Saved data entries
======

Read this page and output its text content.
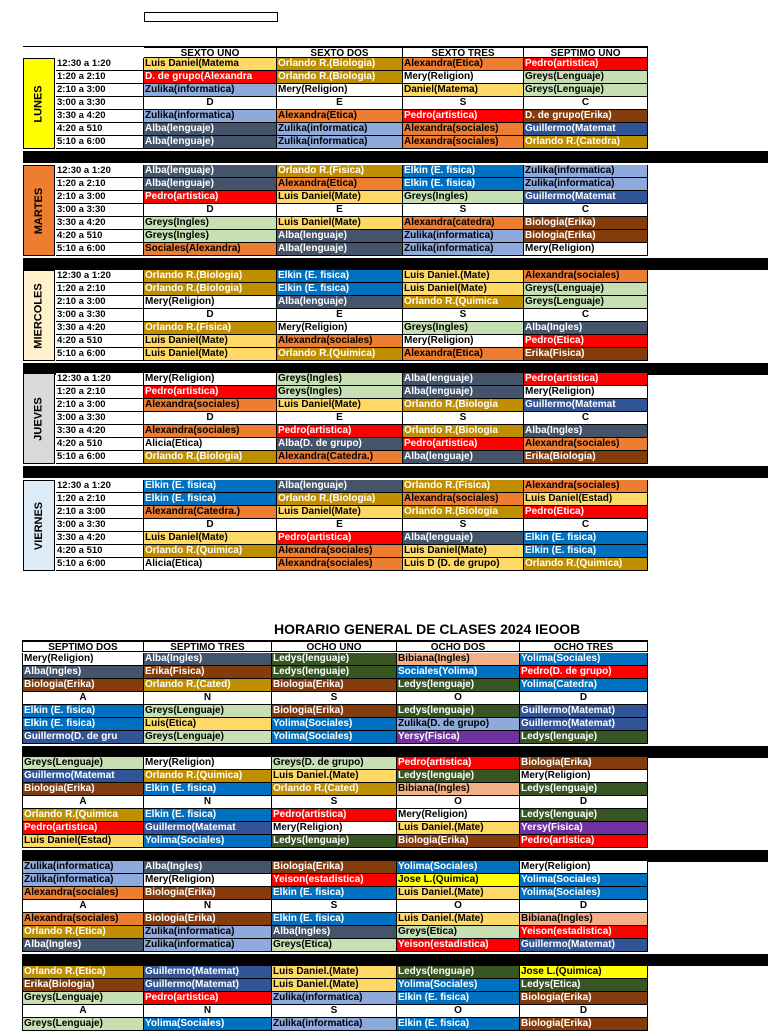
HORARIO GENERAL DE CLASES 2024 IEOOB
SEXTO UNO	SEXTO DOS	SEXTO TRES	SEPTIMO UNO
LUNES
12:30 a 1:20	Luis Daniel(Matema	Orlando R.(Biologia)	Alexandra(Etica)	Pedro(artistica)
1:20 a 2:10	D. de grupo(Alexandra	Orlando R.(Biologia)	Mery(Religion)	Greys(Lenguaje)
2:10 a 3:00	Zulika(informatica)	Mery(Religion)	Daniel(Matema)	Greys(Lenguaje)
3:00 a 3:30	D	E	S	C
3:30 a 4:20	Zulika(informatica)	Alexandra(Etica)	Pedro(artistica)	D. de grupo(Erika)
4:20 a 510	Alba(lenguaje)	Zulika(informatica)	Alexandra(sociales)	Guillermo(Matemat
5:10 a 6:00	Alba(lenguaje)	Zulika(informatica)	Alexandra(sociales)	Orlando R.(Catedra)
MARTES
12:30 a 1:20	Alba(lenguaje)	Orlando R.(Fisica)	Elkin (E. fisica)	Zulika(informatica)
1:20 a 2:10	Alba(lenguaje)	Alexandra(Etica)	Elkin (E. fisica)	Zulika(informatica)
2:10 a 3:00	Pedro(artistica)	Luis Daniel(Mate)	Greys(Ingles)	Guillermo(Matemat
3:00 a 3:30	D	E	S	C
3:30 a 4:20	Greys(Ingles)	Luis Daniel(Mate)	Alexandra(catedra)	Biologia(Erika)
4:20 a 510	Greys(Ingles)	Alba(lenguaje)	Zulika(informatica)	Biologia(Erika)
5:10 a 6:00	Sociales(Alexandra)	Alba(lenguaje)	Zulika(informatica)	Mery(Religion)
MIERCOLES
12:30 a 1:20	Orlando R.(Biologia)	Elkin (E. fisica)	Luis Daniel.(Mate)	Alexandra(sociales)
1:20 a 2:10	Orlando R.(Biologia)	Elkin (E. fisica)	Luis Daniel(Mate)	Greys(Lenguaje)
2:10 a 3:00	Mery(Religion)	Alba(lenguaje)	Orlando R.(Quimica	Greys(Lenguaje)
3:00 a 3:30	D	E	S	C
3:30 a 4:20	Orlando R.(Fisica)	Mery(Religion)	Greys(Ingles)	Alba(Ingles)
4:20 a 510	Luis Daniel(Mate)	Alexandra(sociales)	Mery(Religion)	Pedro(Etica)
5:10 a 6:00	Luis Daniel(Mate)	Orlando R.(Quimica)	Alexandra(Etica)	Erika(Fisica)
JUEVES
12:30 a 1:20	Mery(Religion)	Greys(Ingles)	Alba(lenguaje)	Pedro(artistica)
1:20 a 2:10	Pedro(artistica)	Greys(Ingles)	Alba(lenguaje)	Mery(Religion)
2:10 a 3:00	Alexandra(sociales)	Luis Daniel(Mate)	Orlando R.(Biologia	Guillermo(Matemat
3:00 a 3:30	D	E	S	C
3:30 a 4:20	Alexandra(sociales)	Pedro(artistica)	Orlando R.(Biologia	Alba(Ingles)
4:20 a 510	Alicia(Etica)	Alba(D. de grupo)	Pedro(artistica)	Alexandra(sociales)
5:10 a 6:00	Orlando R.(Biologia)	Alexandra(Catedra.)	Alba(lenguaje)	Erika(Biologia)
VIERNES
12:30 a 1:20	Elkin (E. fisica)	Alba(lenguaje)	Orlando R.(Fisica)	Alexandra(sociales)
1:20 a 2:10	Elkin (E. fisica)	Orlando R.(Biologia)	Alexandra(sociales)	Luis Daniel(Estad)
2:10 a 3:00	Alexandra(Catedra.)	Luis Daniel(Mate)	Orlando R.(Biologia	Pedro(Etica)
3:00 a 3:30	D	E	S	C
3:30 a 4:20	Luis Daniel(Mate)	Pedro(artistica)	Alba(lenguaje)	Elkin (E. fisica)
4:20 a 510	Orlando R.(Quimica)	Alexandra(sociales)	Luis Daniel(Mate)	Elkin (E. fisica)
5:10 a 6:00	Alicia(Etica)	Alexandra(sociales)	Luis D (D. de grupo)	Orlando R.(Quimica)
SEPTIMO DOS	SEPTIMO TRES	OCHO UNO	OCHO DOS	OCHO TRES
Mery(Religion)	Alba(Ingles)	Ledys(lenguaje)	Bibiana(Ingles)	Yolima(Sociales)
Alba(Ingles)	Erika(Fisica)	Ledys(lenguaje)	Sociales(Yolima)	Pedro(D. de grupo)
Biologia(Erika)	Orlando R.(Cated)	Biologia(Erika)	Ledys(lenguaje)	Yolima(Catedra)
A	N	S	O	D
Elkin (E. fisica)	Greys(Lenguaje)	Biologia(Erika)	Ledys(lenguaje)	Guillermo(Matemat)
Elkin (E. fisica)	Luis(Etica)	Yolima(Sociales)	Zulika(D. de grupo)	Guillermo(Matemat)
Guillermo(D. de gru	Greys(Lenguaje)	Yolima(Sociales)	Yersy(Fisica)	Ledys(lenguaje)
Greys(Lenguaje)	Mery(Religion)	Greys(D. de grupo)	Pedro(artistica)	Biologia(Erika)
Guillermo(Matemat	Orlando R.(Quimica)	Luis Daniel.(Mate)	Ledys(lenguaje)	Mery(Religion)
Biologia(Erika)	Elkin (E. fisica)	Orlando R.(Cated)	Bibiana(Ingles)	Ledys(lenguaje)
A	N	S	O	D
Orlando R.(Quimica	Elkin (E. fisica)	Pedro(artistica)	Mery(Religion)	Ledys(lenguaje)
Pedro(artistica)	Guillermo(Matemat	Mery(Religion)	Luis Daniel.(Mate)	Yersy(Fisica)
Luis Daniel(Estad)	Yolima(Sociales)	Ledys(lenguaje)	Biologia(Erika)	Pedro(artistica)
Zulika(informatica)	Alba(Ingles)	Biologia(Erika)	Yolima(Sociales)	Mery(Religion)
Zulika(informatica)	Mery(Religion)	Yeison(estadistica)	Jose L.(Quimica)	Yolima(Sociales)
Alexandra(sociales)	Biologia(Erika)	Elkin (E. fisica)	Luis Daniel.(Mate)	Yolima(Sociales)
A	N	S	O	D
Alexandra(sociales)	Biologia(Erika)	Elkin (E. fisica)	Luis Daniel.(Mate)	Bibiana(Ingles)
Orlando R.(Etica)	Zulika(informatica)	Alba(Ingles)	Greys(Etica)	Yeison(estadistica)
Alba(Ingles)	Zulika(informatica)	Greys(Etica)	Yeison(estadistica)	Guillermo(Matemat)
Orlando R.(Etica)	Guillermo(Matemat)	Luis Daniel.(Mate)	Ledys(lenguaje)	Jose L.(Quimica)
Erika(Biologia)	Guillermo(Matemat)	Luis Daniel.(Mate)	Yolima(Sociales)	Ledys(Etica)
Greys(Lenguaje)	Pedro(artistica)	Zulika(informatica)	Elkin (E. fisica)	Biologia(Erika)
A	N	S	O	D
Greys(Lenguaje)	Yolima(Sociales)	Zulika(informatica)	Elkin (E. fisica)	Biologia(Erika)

======

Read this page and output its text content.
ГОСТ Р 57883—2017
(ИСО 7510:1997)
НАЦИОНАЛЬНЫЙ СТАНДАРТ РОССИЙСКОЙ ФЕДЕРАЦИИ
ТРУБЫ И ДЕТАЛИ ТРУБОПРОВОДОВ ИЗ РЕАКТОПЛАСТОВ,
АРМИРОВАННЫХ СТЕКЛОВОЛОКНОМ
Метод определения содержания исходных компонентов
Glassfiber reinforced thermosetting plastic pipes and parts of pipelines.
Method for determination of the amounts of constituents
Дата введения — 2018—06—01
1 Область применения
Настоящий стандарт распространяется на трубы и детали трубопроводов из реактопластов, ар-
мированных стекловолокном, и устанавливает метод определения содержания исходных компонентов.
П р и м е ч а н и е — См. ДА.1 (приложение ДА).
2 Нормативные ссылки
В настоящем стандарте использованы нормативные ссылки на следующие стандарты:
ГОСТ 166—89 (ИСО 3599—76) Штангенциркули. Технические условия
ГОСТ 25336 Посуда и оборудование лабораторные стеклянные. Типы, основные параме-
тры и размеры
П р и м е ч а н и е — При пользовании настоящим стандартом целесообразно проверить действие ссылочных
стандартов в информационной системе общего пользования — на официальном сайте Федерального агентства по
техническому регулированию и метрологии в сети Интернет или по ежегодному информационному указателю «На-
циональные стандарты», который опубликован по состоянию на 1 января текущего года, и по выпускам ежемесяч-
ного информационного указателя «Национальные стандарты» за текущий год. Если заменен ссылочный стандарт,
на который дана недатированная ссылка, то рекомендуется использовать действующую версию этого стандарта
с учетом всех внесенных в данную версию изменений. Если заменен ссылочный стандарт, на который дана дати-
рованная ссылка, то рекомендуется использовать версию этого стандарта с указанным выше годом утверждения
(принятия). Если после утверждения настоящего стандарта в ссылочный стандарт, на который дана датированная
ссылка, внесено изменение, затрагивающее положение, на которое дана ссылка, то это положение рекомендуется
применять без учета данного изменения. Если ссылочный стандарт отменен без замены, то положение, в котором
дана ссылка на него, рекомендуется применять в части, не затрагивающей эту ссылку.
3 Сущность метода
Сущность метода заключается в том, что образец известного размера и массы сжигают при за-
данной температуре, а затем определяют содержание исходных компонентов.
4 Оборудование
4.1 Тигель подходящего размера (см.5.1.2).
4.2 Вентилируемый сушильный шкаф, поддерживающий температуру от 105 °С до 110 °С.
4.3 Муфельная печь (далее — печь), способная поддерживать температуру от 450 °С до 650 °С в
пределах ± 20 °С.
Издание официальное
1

======

Check each line in the records for the word "Quimica" and say how many have it, with nothing else.

8